_The task_
Find the lines containing "العام" and say how many there are, with no other words.

Collection entries:
[Begin]
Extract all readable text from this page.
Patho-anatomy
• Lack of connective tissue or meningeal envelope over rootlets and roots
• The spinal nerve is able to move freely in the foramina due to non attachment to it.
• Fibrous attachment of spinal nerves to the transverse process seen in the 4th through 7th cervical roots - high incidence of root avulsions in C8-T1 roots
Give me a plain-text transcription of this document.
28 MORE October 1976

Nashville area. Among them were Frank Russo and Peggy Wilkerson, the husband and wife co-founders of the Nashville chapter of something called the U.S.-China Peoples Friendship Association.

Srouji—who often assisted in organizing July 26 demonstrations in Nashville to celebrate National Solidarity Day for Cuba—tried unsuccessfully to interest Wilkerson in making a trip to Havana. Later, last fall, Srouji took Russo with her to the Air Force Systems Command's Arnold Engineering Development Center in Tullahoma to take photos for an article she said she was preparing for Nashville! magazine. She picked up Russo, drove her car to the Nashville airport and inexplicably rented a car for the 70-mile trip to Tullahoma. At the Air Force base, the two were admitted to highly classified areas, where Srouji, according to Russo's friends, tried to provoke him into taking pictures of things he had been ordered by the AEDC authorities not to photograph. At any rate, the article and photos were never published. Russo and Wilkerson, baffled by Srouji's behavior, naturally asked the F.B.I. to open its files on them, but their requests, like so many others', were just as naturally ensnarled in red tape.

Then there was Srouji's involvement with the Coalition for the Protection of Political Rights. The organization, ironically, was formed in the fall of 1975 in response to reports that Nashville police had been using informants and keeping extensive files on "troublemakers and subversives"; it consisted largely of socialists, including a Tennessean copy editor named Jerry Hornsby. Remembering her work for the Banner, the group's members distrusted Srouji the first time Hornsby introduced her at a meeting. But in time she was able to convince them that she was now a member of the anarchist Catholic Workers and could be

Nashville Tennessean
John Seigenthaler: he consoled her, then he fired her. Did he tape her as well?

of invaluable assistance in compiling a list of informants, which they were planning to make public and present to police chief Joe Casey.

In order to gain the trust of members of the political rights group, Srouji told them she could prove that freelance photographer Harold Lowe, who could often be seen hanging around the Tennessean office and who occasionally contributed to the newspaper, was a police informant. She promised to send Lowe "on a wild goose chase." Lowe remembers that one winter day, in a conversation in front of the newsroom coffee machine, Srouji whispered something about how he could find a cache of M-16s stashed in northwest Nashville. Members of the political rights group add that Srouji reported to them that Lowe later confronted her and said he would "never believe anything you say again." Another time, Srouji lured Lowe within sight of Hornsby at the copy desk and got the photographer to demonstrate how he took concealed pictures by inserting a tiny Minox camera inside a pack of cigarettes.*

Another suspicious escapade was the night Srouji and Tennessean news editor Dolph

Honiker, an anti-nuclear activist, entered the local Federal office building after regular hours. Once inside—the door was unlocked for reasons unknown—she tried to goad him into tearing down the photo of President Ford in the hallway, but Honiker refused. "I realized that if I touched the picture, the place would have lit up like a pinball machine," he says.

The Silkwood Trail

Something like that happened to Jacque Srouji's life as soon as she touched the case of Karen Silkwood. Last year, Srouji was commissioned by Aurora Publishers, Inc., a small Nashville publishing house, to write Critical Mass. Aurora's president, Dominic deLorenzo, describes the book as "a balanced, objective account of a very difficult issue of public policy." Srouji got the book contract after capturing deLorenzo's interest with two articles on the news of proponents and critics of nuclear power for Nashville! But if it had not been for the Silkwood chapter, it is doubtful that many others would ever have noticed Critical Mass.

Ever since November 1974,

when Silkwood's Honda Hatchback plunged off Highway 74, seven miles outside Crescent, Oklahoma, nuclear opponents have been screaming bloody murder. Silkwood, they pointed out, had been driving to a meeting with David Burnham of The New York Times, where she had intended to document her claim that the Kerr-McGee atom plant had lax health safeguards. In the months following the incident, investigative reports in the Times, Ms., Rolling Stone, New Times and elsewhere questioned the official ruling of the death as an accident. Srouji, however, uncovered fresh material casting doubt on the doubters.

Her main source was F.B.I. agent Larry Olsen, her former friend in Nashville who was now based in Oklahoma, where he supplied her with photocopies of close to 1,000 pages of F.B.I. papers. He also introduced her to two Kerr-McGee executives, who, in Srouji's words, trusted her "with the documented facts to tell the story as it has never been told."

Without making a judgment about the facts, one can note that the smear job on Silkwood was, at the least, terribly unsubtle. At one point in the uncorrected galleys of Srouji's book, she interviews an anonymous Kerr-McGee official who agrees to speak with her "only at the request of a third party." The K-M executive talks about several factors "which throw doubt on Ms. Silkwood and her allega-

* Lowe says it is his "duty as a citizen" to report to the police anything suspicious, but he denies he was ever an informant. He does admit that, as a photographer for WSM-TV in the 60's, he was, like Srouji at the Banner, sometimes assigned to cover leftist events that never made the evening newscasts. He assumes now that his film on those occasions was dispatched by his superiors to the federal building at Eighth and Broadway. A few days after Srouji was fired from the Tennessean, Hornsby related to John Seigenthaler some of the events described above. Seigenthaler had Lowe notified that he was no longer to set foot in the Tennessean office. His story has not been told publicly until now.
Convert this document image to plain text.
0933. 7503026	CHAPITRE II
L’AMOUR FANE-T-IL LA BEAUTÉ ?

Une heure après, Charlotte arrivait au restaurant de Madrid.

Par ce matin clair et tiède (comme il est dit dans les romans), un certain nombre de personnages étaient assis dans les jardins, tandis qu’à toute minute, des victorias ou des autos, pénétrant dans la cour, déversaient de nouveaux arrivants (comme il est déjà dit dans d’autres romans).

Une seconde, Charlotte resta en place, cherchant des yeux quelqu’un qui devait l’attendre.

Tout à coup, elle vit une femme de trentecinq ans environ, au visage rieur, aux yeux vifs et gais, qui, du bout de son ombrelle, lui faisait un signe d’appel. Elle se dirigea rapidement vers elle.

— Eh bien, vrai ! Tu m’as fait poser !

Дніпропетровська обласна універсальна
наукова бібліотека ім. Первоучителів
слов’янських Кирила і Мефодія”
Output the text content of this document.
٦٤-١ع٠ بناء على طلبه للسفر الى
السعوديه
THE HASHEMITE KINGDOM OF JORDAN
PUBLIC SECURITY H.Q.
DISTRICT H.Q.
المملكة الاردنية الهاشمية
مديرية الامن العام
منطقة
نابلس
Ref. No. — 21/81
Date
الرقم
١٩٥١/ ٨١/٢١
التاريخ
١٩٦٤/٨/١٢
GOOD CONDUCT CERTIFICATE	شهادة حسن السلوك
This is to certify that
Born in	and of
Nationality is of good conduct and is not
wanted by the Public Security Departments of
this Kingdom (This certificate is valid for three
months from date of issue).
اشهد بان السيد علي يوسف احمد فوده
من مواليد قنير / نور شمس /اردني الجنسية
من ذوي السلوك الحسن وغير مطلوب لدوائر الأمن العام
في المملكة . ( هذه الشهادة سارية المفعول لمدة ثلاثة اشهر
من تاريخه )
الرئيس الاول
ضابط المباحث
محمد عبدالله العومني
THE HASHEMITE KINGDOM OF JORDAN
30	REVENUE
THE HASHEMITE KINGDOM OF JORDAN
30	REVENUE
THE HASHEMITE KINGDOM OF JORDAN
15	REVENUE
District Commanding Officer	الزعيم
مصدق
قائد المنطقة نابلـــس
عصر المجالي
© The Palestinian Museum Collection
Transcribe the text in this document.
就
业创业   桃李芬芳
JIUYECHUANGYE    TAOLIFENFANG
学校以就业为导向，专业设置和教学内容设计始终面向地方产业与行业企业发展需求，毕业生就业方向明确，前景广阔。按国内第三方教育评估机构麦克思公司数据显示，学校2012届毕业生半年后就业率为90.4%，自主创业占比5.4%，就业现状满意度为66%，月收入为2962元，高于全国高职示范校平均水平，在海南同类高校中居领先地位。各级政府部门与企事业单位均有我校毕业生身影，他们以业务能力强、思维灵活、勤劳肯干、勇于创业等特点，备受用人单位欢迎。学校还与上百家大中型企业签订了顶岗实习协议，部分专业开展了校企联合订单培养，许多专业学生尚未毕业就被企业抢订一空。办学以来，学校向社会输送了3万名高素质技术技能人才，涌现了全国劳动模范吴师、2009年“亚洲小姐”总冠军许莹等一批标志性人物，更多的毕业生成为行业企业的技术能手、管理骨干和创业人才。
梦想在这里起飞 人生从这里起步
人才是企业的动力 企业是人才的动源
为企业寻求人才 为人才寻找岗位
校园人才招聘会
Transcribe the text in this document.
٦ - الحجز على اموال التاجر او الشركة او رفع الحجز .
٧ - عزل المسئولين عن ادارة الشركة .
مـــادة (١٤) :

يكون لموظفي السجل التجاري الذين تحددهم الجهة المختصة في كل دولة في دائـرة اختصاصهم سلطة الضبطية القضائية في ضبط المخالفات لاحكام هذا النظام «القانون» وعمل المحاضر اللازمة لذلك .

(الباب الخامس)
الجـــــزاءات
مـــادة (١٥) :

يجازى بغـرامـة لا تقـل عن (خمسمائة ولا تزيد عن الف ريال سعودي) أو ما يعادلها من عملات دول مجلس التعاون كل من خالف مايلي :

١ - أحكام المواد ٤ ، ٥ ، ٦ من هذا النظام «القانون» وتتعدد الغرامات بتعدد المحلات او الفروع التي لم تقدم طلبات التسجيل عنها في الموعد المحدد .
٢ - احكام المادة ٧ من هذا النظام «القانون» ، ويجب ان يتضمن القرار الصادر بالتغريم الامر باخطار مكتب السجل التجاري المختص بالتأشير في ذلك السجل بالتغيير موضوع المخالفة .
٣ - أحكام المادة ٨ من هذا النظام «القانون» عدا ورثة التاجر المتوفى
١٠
[End]
_Exercise result_
2